**TO BE DONE**
Your task is to count the lines of the entries below that include the word "формирования" and to give only the resulting number.

**MATERIAL PROVIDED**

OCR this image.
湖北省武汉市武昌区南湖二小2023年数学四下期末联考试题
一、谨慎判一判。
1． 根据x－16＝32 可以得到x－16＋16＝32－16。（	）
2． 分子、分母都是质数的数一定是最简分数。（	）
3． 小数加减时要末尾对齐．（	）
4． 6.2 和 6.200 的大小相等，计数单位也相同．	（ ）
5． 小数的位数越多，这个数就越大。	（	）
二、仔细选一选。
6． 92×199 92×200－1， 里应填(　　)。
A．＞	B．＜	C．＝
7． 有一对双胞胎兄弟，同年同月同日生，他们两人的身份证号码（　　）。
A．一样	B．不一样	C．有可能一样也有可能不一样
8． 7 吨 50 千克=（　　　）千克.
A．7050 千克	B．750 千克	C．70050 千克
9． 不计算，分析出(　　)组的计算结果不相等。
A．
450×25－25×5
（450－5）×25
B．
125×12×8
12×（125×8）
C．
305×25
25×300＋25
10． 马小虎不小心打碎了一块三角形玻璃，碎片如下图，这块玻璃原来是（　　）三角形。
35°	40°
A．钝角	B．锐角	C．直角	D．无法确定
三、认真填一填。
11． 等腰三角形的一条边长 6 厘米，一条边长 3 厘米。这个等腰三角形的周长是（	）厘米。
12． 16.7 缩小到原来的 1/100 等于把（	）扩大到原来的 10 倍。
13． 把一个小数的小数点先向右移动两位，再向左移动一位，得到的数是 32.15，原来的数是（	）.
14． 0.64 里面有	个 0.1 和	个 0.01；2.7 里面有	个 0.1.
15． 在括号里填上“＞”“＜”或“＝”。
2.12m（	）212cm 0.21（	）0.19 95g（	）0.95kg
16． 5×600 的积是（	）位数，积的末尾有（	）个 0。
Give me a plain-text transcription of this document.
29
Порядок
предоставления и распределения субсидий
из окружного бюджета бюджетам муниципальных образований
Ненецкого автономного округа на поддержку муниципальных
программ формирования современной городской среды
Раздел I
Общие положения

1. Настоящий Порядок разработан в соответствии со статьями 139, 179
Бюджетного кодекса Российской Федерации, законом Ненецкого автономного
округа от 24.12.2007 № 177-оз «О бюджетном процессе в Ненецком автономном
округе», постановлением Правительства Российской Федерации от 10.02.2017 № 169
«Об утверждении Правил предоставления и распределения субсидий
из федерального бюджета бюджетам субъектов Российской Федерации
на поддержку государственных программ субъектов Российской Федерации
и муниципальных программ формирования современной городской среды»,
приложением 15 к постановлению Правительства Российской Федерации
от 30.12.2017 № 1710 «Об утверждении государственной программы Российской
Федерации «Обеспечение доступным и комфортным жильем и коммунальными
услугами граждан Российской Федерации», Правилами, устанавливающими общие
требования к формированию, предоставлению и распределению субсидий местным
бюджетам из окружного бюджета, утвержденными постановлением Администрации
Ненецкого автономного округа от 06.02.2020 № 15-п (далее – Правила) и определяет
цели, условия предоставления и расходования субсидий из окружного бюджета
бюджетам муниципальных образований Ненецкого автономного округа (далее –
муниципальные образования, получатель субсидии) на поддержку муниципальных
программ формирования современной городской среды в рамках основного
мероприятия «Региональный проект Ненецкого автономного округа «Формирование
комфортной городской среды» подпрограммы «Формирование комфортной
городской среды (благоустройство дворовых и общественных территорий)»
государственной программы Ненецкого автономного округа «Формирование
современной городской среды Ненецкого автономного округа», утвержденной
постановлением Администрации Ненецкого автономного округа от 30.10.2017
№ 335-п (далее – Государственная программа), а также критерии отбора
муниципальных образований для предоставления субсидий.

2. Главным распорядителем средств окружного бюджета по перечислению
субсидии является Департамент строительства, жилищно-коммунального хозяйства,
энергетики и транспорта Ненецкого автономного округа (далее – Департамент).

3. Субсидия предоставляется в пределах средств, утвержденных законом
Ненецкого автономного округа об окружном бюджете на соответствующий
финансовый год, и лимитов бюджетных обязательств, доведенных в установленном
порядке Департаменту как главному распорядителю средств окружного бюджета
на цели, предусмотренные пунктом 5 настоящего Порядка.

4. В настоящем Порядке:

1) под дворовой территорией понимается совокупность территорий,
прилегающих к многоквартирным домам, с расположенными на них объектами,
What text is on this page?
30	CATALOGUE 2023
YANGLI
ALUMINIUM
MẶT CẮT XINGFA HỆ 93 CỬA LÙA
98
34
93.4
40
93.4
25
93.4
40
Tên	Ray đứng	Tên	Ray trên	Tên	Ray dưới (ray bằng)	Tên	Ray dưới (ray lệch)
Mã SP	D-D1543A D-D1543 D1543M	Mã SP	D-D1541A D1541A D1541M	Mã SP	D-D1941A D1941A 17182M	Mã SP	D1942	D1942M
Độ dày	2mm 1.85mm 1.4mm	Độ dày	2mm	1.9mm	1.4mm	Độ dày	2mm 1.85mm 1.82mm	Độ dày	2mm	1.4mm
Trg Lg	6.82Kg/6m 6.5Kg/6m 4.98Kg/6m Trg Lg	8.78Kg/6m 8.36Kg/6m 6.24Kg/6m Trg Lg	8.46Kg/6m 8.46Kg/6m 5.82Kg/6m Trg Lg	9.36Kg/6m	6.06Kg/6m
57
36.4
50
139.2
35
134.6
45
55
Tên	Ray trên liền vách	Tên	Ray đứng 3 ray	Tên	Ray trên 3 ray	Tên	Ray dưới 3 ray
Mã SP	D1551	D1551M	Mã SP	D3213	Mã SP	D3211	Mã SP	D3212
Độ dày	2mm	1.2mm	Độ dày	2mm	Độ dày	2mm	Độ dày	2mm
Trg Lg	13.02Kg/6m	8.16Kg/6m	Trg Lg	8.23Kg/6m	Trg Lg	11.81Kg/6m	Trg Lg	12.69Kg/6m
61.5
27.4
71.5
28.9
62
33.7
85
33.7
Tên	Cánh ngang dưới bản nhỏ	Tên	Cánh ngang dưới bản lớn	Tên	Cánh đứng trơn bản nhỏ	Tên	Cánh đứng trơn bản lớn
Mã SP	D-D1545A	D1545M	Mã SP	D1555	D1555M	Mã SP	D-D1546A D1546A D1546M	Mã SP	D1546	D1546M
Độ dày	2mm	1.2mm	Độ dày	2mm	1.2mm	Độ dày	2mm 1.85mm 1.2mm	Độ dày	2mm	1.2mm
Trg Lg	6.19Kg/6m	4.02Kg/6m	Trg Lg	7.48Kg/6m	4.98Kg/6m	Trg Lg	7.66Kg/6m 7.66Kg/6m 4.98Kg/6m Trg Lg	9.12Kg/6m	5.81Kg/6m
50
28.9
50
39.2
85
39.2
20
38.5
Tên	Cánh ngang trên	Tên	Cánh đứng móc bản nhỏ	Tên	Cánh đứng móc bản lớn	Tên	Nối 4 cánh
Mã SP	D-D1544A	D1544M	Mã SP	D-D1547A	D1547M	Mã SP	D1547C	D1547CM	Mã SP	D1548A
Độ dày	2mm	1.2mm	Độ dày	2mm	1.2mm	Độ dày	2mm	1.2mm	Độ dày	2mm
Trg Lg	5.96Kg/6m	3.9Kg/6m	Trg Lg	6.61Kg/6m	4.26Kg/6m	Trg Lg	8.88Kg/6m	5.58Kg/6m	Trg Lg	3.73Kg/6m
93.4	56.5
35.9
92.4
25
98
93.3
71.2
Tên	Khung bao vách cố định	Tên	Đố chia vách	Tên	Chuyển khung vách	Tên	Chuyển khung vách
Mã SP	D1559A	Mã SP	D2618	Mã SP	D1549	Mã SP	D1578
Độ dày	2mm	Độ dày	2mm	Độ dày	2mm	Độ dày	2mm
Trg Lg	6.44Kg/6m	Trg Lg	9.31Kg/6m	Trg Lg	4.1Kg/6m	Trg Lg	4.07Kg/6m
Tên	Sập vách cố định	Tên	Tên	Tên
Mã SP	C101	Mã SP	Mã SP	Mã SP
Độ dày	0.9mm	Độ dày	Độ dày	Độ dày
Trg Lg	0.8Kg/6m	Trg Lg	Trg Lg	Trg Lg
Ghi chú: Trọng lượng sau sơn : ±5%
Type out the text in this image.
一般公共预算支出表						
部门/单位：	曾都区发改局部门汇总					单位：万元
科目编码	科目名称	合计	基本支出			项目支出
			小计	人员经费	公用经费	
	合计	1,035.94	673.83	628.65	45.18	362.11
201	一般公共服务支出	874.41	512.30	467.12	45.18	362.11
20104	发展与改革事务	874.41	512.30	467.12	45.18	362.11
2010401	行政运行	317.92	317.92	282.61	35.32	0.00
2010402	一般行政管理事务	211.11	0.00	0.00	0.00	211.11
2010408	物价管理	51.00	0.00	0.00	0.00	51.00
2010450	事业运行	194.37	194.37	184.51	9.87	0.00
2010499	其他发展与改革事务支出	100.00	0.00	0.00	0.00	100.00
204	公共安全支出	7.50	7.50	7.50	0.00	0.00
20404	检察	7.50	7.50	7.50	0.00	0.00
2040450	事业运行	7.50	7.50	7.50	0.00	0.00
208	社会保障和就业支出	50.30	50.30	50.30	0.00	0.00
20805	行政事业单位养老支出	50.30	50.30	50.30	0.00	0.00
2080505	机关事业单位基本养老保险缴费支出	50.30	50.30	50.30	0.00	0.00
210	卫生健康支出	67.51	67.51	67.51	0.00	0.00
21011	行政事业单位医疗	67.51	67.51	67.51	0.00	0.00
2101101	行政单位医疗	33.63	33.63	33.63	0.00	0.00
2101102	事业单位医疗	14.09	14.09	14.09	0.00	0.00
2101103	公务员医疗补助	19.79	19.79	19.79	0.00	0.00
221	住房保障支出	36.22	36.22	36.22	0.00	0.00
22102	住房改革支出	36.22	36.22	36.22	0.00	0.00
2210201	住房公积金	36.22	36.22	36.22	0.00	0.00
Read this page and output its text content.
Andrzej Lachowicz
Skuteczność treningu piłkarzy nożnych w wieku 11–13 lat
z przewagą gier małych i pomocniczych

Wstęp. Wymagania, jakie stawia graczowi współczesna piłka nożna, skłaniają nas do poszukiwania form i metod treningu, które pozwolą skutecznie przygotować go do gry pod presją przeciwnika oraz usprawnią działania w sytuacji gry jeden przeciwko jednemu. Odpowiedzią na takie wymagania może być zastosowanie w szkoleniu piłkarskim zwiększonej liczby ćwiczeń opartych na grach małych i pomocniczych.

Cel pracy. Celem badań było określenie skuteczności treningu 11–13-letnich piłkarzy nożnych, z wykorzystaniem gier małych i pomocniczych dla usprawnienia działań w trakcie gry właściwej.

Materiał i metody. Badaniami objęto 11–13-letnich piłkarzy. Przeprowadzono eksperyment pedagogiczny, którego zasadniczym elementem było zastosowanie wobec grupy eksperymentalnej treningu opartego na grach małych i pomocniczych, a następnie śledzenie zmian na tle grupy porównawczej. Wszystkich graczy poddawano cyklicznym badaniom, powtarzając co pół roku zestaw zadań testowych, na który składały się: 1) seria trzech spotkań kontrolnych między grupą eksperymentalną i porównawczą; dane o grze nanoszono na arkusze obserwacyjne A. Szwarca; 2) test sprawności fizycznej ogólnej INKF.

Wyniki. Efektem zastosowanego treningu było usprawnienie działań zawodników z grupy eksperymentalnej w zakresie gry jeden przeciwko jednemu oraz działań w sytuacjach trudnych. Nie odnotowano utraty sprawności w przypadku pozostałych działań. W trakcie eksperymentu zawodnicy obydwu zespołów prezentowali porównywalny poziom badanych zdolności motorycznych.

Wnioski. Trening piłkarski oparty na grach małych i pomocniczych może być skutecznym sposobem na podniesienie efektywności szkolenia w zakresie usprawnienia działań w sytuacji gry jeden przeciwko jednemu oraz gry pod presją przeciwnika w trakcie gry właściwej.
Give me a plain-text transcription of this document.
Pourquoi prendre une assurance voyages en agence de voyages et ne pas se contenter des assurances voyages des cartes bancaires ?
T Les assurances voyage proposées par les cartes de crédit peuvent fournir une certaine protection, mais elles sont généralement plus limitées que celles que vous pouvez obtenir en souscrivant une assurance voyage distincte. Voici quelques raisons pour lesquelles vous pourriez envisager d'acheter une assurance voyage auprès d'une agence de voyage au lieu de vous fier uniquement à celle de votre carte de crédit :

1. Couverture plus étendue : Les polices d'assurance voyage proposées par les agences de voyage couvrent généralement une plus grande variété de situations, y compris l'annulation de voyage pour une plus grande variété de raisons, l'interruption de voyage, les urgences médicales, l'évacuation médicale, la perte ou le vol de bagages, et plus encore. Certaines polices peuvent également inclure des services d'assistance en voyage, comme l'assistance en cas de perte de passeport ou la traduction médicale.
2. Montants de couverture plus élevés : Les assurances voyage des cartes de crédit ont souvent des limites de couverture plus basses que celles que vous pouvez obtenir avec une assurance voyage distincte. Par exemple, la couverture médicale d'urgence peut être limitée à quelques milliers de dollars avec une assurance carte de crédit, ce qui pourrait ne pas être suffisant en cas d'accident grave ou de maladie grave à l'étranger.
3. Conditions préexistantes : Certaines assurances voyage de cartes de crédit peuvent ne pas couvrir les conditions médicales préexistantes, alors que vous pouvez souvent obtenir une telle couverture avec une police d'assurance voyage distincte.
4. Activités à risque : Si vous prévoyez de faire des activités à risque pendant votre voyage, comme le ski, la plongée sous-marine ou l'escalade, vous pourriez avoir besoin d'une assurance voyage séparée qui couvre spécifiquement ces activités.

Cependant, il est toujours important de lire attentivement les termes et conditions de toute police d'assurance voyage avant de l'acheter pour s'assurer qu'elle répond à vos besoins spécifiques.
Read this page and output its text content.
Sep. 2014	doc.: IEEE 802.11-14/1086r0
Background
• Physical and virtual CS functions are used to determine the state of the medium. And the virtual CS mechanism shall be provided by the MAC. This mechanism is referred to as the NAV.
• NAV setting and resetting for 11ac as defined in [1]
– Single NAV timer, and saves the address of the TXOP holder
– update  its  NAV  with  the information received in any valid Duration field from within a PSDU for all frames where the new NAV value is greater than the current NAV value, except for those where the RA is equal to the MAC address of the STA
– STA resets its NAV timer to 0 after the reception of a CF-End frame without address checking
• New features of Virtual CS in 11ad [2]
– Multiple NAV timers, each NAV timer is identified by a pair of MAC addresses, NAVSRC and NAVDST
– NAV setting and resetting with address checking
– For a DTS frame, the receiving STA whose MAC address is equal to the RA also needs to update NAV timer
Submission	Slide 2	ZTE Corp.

**EXERCISE RESPONSE**
3